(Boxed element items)

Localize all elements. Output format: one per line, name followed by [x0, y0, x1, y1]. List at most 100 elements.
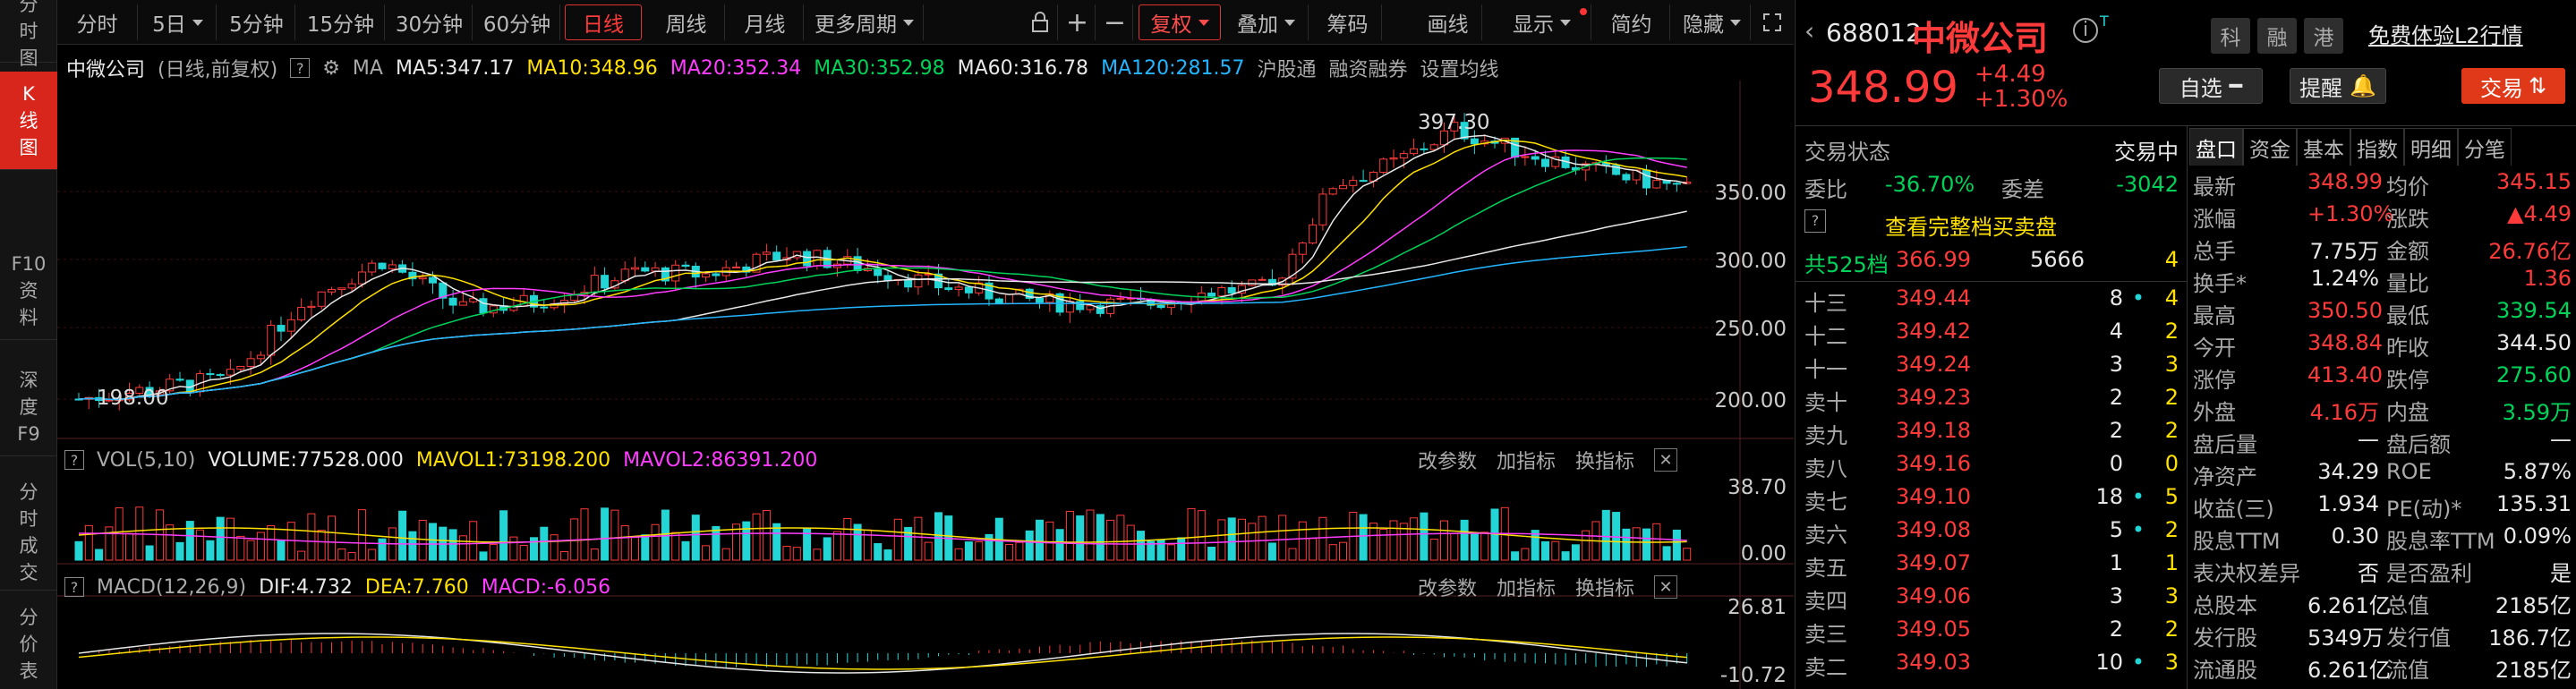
- zoom-out-icon[interactable]: −: [1097, 4, 1133, 40]
- tab-funds[interactable]: 资金: [2243, 128, 2297, 166]
- stat-value: 2185亿: [2495, 658, 2572, 683]
- draw-button[interactable]: 画线: [1414, 4, 1482, 40]
- ask-row[interactable]: 卖十 349.23 2 2: [1796, 382, 2188, 415]
- set-ma-button[interactable]: 设置均线: [1420, 59, 1499, 81]
- chips-button[interactable]: 筹码: [1314, 4, 1382, 40]
- vol-switch-indicator-button[interactable]: 换指标: [1575, 451, 1635, 473]
- period-5day[interactable]: 5日: [140, 4, 217, 40]
- divider: [1796, 125, 2576, 126]
- macd-edit-params-button[interactable]: 改参数: [1418, 578, 1478, 600]
- candle-body: [944, 287, 953, 291]
- nav-depth[interactable]: 深度F9: [0, 358, 57, 456]
- ask-row[interactable]: 十三 349.44 8 • 4: [1796, 283, 2188, 316]
- margin-button[interactable]: 融资融券: [1328, 59, 1408, 81]
- macd-switch-indicator-button[interactable]: 换指标: [1575, 578, 1635, 600]
- nav-kline[interactable]: K线图: [0, 72, 57, 170]
- tab-ticks[interactable]: 分笔: [2458, 128, 2512, 166]
- stat-value: 1.24%: [2310, 266, 2379, 291]
- zoom-in-icon[interactable]: +: [1060, 4, 1096, 40]
- chevron-left-icon[interactable]: ‹: [1804, 16, 1815, 46]
- dot-icon: •: [2131, 650, 2145, 675]
- ask-row[interactable]: 卖四 349.06 3 3: [1796, 581, 2188, 614]
- period-more[interactable]: 更多周期: [806, 4, 924, 40]
- stat-label: 今开: [2193, 336, 2236, 361]
- l2-trial-link[interactable]: 免费体验L2行情: [2368, 23, 2523, 48]
- ask-row[interactable]: 十一 349.24 3 3: [1796, 349, 2188, 382]
- nav-fenshi[interactable]: 分时图: [0, 0, 57, 69]
- ask-row[interactable]: 卖六 349.08 5 • 2: [1796, 515, 2188, 548]
- close-icon[interactable]: ✕: [1654, 448, 1678, 472]
- watchlist-button[interactable]: 自选 ━: [2159, 68, 2263, 104]
- overlay-button[interactable]: 叠加: [1224, 4, 1309, 40]
- stat-row: 股息TTM 0.30 股息率TTM 0.09%: [2189, 521, 2576, 554]
- period-5min[interactable]: 5分钟: [218, 4, 295, 40]
- period-30min[interactable]: 30分钟: [387, 4, 473, 40]
- simple-button[interactable]: 简约: [1593, 4, 1670, 40]
- full-book-row[interactable]: ? 查看完整档买卖盘: [1796, 204, 2188, 242]
- vol-add-indicator-button[interactable]: 加指标: [1497, 451, 1557, 473]
- ma20-line: [78, 149, 1687, 401]
- vol-legend: ? VOL(5,10) VOLUME:77528.000 MAVOL1:7319…: [64, 444, 817, 476]
- ask-row[interactable]: 卖二 349.03 10 • 3: [1796, 647, 2188, 680]
- stat-value: 186.7亿: [2488, 625, 2572, 651]
- last-price: 348.99: [1808, 63, 1958, 113]
- candle-body: [357, 271, 366, 285]
- candle-body: [1389, 157, 1398, 160]
- lock-icon[interactable]: [1022, 4, 1058, 40]
- nav-price-table[interactable]: 分价表: [0, 600, 57, 689]
- help-icon[interactable]: ?: [64, 577, 84, 597]
- volume-bar: [1672, 529, 1681, 561]
- hgt-button[interactable]: 沪股通: [1257, 59, 1317, 81]
- help-icon[interactable]: ?: [290, 58, 311, 78]
- candle-body: [883, 275, 892, 281]
- ask-row[interactable]: 卖七 349.10 18 • 5: [1796, 481, 2188, 515]
- alert-button[interactable]: 提醒 🔔: [2290, 68, 2386, 104]
- ask-row[interactable]: 卖三 349.05 2 2: [1796, 614, 2188, 647]
- nav-trades[interactable]: 分时成交: [0, 474, 57, 591]
- volume-bar: [1440, 520, 1448, 561]
- candle-body: [1248, 279, 1257, 286]
- info-icon[interactable]: i: [2073, 18, 2098, 43]
- period-15min[interactable]: 15分钟: [297, 4, 385, 40]
- ask-row[interactable]: 卖五 349.07 1 1: [1796, 548, 2188, 581]
- period-weekly[interactable]: 周线: [648, 4, 725, 40]
- close-icon[interactable]: ✕: [1654, 575, 1678, 599]
- volume-bar: [1561, 551, 1570, 561]
- stat-label: 股息TTM: [2193, 529, 2281, 554]
- display-button[interactable]: 显示: [1493, 4, 1591, 40]
- tab-index[interactable]: 指数: [2350, 128, 2404, 166]
- macd-add-indicator-button[interactable]: 加指标: [1497, 578, 1557, 600]
- gear-icon[interactable]: ⚙: [322, 56, 340, 80]
- period-monthly[interactable]: 月线: [727, 4, 804, 40]
- candle-body: [1551, 156, 1560, 167]
- candle-body: [175, 379, 184, 381]
- period-daily[interactable]: 日线: [565, 4, 642, 40]
- stat-value: —: [2358, 427, 2379, 452]
- tab-detail[interactable]: 明细: [2404, 128, 2458, 166]
- vol-edit-params-button[interactable]: 改参数: [1418, 451, 1478, 473]
- help-icon[interactable]: ?: [64, 450, 84, 470]
- kline-chart-area[interactable]: 中微公司 (日线,前复权) ? ⚙ MA MA5:347.17 MA10:348…: [57, 45, 1794, 689]
- adjust-button[interactable]: 复权: [1139, 4, 1221, 40]
- trade-button[interactable]: 交易 ⇅: [2461, 68, 2565, 104]
- ask-price: 349.23: [1896, 385, 1971, 410]
- period-fenshi[interactable]: 分时: [57, 4, 138, 40]
- full-book-link[interactable]: 查看完整档买卖盘: [1885, 215, 2057, 240]
- candle-body: [874, 268, 883, 276]
- ask-row[interactable]: 卖九 349.18 2 2: [1796, 415, 2188, 448]
- ask-level: 十二: [1804, 324, 1847, 349]
- volume-bar: [95, 549, 104, 561]
- tab-pankou[interactable]: 盘口: [2189, 128, 2243, 166]
- period-60min[interactable]: 60分钟: [474, 4, 560, 40]
- period-label: 更多周期: [815, 13, 897, 37]
- nav-f10[interactable]: F10资料: [0, 242, 57, 340]
- macd-value: MACD:-6.056: [481, 575, 611, 599]
- fullscreen-icon[interactable]: [1754, 4, 1790, 40]
- candle-body: [458, 301, 467, 306]
- tab-basic[interactable]: 基本: [2297, 128, 2350, 166]
- hide-button[interactable]: 隐藏: [1674, 4, 1751, 40]
- help-icon[interactable]: ?: [1804, 209, 1826, 233]
- ask-price: 349.10: [1896, 484, 1971, 509]
- ask-row[interactable]: 十二 349.42 4 2: [1796, 316, 2188, 349]
- ask-row[interactable]: 卖八 349.16 0 0: [1796, 448, 2188, 481]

▸ **GOAL OF THE EXERCISE**: Format every line of the items as a Markdown table with two columns, n for the row number and Line for the line itself. Skip blank lines and leave the pictures out.

▸ **COMPLETE ANSWER**:
| n | Line |
|---|---|
| 1 | Localize all elements. Output format: one per line, name followed by [x0, y0, x1, y1]. List at most 100 elements. |
| 2 | - zoom-out-icon[interactable]: −: [1097, 4, 1133, 40] |
| 3 | - tab-funds[interactable]: 资金: [2243, 128, 2297, 166] |
| 4 | - stat-value: 2185亿: [2495, 658, 2572, 683] |
| 5 | - draw-button[interactable]: 画线: [1414, 4, 1482, 40] |
| 6 | - ask-row[interactable]: 卖十 349.23 2 2: [1796, 382, 2188, 415] |
| 7 | - set-ma-button[interactable]: 设置均线: [1420, 59, 1499, 81] |
| 8 | - chips-button[interactable]: 筹码: [1314, 4, 1382, 40] |
| 9 | - vol-switch-indicator-button[interactable]: 换指标: [1575, 451, 1635, 473] |
| 10 | - period-5day[interactable]: 5日: [140, 4, 217, 40] |
| 11 | - divider: [1796, 125, 2576, 126] |
| 12 | - macd-edit-params-button[interactable]: 改参数: [1418, 578, 1478, 600] |
| 13 | - candle-body: [944, 287, 953, 291] |
| 14 | - nav-depth[interactable]: 深度F9: [0, 358, 57, 456] |
| 15 | - ask-row[interactable]: 十三 349.44 8 • 4: [1796, 283, 2188, 316] |
| 16 | - margin-button[interactable]: 融资融券: [1328, 59, 1408, 81] |
| 17 | - macd-switch-indicator-button[interactable]: 换指标: [1575, 578, 1635, 600] |
| 18 | - nav-kline[interactable]: K线图: [0, 72, 57, 170] |
| 19 | - tab-ticks[interactable]: 分笔: [2458, 128, 2512, 166] |
| 20 | - stat-value: 1.24%: [2310, 266, 2379, 291] |
| 21 | - zoom-in-icon[interactable]: +: [1060, 4, 1096, 40] |
| 22 | - chevron-left-icon[interactable]: ‹: [1804, 16, 1815, 46] |
| 23 | - dot-icon: •: [2131, 650, 2145, 675] |
| 24 | - ask-row[interactable]: 卖四 349.06 3 3: [1796, 581, 2188, 614] |
| 25 | - period-more[interactable]: 更多周期: [806, 4, 924, 40] |
| 26 | - stat-label: 今开: [2193, 336, 2236, 361] |
| 27 | - l2-trial-link[interactable]: 免费体验L2行情: [2368, 23, 2523, 48] |
| 28 | - ask-row[interactable]: 十一 349.24 3 3: [1796, 349, 2188, 382] |
| 29 | - nav-fenshi[interactable]: 分时图: [0, 0, 57, 69] |
| 30 | - ask-row[interactable]: 卖六 349.08 5 • 2: [1796, 515, 2188, 548] |
| 31 | - close-icon[interactable]: ✕: [1654, 448, 1678, 472] |
| 32 | - watchlist-button[interactable]: 自选 ━: [2159, 68, 2263, 104] |
| 33 | - overlay-button[interactable]: 叠加: [1224, 4, 1309, 40] |
| 34 | - stat-row: 股息TTM 0.30 股息率TTM 0.09%: [2189, 521, 2576, 554] |
| 35 | - period-5min[interactable]: 5分钟: [218, 4, 295, 40] |
| 36 | - period-30min[interactable]: 30分钟: [387, 4, 473, 40] |
| 37 | - simple-button[interactable]: 简约: [1593, 4, 1670, 40] |
| 38 | - full-book-row[interactable]: ? 查看完整档买卖盘: [1796, 204, 2188, 242] |
| 39 | - vol-add-indicator-button[interactable]: 加指标: [1497, 451, 1557, 473] |
| 40 | - ma20-line: [78, 149, 1687, 401] |
| 41 | - vol-legend: ? VOL(5,10) VOLUME:77528.000 MAVOL1:7319…: [64, 444, 817, 476] |
| 42 | - ask-row[interactable]: 卖二 349.03 10 • 3: [1796, 647, 2188, 680] |
| 43 | - stat-value: 186.7亿: [2488, 625, 2572, 651] |
| 44 | - last-price: 348.99: [1808, 63, 1958, 113] |
| 45 | - candle-body: [357, 271, 366, 285] |
| 46 | - candle-body: [1389, 157, 1398, 160] |
| 47 | - lock-icon[interactable]: [1022, 4, 1058, 40] |
| 48 | - nav-price-table[interactable]: 分价表: [0, 600, 57, 689] |
| 49 | - help-icon[interactable]: ?: [64, 577, 84, 597] |
| 50 | - volume-bar: [1672, 529, 1681, 561] |
| 51 | - hgt-button[interactable]: 沪股通: [1257, 59, 1317, 81] |
| 52 | - help-icon[interactable]: ?: [290, 58, 311, 78] |
| 53 | - candle-body: [883, 275, 892, 281] |
| 54 | - ask-row[interactable]: 卖七 349.10 18 • 5: [1796, 481, 2188, 515] |
| 55 | - alert-button[interactable]: 提醒 🔔: [2290, 68, 2386, 104] |
| 56 | - ask-row[interactable]: 卖三 349.05 2 2: [1796, 614, 2188, 647] |
| 57 | - nav-trades[interactable]: 分时成交: [0, 474, 57, 591] |
| 58 | - volume-bar: [1440, 520, 1448, 561] |
| 59 | - candle-body: [1248, 279, 1257, 286] |
| 60 | - info-icon[interactable]: i: [2073, 18, 2098, 43] |
| 61 | - period-15min[interactable]: 15分钟: [297, 4, 385, 40] |
| 62 | - ask-row[interactable]: 卖五 349.07 1 1: [1796, 548, 2188, 581] |
| 63 | - period-weekly[interactable]: 周线: [648, 4, 725, 40] |
| 64 | - close-icon[interactable]: ✕: [1654, 575, 1678, 599] |
| 65 | - volume-bar: [1561, 551, 1570, 561] |
| 66 | - stat-label: 股息TTM: [2193, 529, 2281, 554] |
| 67 | - display-button[interactable]: 显示: [1493, 4, 1591, 40] |
| 68 | - tab-index[interactable]: 指数: [2350, 128, 2404, 166] |
| 69 | - macd-add-indicator-button[interactable]: 加指标: [1497, 578, 1557, 600] |
| 70 | - gear-icon[interactable]: ⚙: [322, 56, 340, 80] |
| 71 | - period-monthly[interactable]: 月线: [727, 4, 804, 40] |
| 72 | - candle-body: [1551, 156, 1560, 167] |
| 73 | - candle-body: [175, 379, 184, 381] |
| 74 | - period-daily[interactable]: 日线: [565, 4, 642, 40] |
| 75 | - stat-value: —: [2358, 427, 2379, 452] |
| 76 | - tab-detail[interactable]: 明细: [2404, 128, 2458, 166] |
| 77 | - vol-edit-params-button[interactable]: 改参数: [1418, 451, 1478, 473] |
| 78 | - help-icon[interactable]: ?: [64, 450, 84, 470] |
| 79 | - kline-chart-area[interactable]: 中微公司 (日线,前复权) ? ⚙ MA MA5:347.17 MA10:348…: [57, 45, 1794, 689] |
| 80 | - adjust-button[interactable]: 复权: [1139, 4, 1221, 40] |
| 81 | - trade-button[interactable]: 交易 ⇅: [2461, 68, 2565, 104] |
| 82 | - ask-price: 349.23: [1896, 385, 1971, 410] |
| 83 | - period-fenshi[interactable]: 分时: [57, 4, 138, 40] |
| 84 | - full-book-link[interactable]: 查看完整档买卖盘: [1885, 215, 2057, 240] |
| 85 | - candle-body: [874, 268, 883, 276] |
| 86 | - ask-row[interactable]: 卖九 349.18 2 2: [1796, 415, 2188, 448] |
| 87 | - ask-level: 十二: [1804, 324, 1847, 349] |
| 88 | - volume-bar: [95, 549, 104, 561] |
| 89 | - tab-pankou[interactable]: 盘口: [2189, 128, 2243, 166] |
| 90 | - period-60min[interactable]: 60分钟: [474, 4, 560, 40] |
| 91 | - period-label: 更多周期: [815, 13, 897, 37] |
| 92 | - nav-f10[interactable]: F10资料: [0, 242, 57, 340] |
| 93 | - macd-value: MACD:-6.056: [481, 575, 611, 599] |
| 94 | - fullscreen-icon[interactable]: [1754, 4, 1790, 40] |
| 95 | - candle-body: [458, 301, 467, 306] |
| 96 | - tab-basic[interactable]: 基本: [2297, 128, 2350, 166] |
| 97 | - hide-button[interactable]: 隐藏: [1674, 4, 1751, 40] |
| 98 | - help-icon[interactable]: ?: [1804, 209, 1826, 233] |
| 99 | - ask-price: 349.10: [1896, 484, 1971, 509] |
| 100 | - ask-row[interactable]: 十二 349.42 4 2: [1796, 316, 2188, 349] |
| 101 | - ask-row[interactable]: 卖八 349.16 0 0: [1796, 448, 2188, 481] |